%%
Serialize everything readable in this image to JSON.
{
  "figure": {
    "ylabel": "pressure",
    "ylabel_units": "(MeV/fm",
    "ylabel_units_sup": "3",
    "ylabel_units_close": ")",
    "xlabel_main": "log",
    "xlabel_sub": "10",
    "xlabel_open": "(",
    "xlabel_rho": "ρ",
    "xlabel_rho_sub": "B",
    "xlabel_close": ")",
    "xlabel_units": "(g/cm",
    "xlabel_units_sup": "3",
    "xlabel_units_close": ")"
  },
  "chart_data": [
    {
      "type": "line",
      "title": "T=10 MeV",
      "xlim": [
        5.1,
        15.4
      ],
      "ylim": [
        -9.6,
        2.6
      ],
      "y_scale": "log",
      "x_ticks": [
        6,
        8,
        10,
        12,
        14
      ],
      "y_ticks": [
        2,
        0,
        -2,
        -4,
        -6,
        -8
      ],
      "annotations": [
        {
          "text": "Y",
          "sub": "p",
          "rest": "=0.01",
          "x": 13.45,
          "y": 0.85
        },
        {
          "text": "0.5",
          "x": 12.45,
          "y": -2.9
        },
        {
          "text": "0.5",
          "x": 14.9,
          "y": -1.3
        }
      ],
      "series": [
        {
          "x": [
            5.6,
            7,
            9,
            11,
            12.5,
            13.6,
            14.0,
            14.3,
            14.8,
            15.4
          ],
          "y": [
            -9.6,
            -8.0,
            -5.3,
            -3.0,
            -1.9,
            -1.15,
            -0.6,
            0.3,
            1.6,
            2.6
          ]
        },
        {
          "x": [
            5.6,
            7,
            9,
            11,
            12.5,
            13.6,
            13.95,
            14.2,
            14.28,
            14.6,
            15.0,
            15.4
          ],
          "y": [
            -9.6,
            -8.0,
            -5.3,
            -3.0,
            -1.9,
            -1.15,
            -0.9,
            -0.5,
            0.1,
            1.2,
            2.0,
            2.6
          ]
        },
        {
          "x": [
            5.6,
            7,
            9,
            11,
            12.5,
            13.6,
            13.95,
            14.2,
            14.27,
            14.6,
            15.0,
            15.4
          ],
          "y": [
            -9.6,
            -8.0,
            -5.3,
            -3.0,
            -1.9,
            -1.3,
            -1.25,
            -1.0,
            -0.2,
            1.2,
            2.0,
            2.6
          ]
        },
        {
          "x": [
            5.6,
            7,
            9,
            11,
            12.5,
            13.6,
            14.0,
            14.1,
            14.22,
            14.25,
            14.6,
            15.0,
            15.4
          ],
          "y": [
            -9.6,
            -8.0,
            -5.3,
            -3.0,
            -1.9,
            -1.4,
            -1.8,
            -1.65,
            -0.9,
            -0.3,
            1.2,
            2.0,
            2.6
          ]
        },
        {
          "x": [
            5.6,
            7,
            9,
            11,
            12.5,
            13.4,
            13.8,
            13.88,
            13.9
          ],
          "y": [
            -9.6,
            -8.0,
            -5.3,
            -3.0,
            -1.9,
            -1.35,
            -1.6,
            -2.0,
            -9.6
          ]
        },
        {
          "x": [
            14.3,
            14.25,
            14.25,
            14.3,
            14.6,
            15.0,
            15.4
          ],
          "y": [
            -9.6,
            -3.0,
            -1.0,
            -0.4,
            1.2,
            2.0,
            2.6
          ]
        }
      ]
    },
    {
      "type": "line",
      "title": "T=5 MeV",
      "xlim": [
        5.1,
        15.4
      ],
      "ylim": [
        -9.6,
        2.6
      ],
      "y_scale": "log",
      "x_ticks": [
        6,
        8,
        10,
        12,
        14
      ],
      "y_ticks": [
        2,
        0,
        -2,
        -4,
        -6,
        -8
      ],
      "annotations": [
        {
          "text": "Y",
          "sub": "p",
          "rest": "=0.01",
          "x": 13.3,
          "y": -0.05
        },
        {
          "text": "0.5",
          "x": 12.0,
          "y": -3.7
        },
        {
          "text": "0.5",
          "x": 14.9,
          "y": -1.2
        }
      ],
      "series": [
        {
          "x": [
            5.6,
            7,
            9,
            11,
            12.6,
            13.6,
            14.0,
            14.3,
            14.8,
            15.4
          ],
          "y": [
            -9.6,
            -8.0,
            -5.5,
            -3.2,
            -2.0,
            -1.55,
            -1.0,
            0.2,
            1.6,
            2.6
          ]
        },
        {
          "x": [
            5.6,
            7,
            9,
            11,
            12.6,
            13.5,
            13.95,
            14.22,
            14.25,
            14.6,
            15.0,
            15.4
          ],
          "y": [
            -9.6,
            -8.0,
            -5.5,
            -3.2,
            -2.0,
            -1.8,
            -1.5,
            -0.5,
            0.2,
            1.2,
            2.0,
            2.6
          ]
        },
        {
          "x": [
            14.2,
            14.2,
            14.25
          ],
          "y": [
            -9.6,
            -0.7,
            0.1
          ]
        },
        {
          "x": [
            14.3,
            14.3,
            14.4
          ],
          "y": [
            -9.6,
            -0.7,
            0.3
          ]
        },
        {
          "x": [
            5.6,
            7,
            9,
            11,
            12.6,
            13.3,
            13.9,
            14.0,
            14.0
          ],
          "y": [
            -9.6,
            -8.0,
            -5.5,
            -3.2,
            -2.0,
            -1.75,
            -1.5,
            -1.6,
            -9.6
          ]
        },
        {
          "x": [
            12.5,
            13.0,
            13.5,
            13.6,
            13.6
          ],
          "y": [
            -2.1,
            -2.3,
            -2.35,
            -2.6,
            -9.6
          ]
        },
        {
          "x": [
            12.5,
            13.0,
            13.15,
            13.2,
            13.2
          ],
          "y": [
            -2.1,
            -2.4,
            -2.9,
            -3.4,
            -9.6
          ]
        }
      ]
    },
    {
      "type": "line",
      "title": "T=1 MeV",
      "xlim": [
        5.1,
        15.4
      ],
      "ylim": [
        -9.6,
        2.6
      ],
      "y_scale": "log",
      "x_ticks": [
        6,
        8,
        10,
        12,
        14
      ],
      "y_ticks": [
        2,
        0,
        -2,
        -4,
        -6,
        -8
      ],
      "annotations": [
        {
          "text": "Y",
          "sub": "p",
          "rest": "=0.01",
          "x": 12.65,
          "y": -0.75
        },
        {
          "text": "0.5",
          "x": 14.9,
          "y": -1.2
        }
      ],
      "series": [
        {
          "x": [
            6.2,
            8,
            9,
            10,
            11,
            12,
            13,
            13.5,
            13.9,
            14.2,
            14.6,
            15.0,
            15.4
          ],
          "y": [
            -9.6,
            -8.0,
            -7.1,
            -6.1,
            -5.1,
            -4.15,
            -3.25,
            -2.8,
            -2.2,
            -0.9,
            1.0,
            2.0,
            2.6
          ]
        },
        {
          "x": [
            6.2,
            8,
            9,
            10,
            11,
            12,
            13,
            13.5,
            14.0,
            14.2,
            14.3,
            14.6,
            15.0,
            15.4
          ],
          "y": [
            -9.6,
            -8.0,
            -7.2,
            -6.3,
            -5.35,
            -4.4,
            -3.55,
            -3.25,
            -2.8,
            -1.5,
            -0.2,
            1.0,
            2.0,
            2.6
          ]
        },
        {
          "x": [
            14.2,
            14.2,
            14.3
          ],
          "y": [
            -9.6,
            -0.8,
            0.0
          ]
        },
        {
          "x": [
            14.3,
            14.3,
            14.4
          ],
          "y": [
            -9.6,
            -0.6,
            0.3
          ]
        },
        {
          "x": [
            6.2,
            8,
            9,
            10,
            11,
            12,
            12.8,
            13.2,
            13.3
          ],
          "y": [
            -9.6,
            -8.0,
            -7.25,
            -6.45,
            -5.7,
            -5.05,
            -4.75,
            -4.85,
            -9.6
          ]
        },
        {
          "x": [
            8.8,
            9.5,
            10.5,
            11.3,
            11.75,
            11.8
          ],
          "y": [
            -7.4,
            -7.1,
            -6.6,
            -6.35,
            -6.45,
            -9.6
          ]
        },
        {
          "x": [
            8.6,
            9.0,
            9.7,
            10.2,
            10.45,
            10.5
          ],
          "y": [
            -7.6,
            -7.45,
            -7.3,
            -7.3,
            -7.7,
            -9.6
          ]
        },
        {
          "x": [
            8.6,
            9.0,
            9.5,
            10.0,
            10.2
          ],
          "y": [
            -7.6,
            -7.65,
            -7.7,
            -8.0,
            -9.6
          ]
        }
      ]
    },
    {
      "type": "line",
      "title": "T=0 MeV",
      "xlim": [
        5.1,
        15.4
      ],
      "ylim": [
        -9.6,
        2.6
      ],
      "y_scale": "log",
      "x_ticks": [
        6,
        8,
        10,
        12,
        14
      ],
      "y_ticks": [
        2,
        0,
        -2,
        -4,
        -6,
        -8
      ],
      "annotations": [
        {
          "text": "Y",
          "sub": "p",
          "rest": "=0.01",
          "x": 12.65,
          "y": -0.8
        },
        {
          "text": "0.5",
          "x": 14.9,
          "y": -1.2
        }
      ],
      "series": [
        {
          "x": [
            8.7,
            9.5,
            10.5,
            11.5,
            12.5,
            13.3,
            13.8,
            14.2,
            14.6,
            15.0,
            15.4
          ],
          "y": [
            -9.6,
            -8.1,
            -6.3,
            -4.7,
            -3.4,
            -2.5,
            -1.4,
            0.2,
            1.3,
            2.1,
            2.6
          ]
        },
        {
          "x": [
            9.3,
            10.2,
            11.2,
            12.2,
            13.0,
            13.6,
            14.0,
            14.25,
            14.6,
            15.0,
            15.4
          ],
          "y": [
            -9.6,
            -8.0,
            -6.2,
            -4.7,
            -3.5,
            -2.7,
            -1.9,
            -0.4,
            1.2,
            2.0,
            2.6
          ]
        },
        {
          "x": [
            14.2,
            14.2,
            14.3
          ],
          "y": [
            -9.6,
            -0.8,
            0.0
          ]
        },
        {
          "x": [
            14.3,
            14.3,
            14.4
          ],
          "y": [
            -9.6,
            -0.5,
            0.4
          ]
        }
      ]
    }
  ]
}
%%
- **What is asked**
For the listing above, give the number of lines in which the string "title" occurs, and nothing else.

- **Reply**
4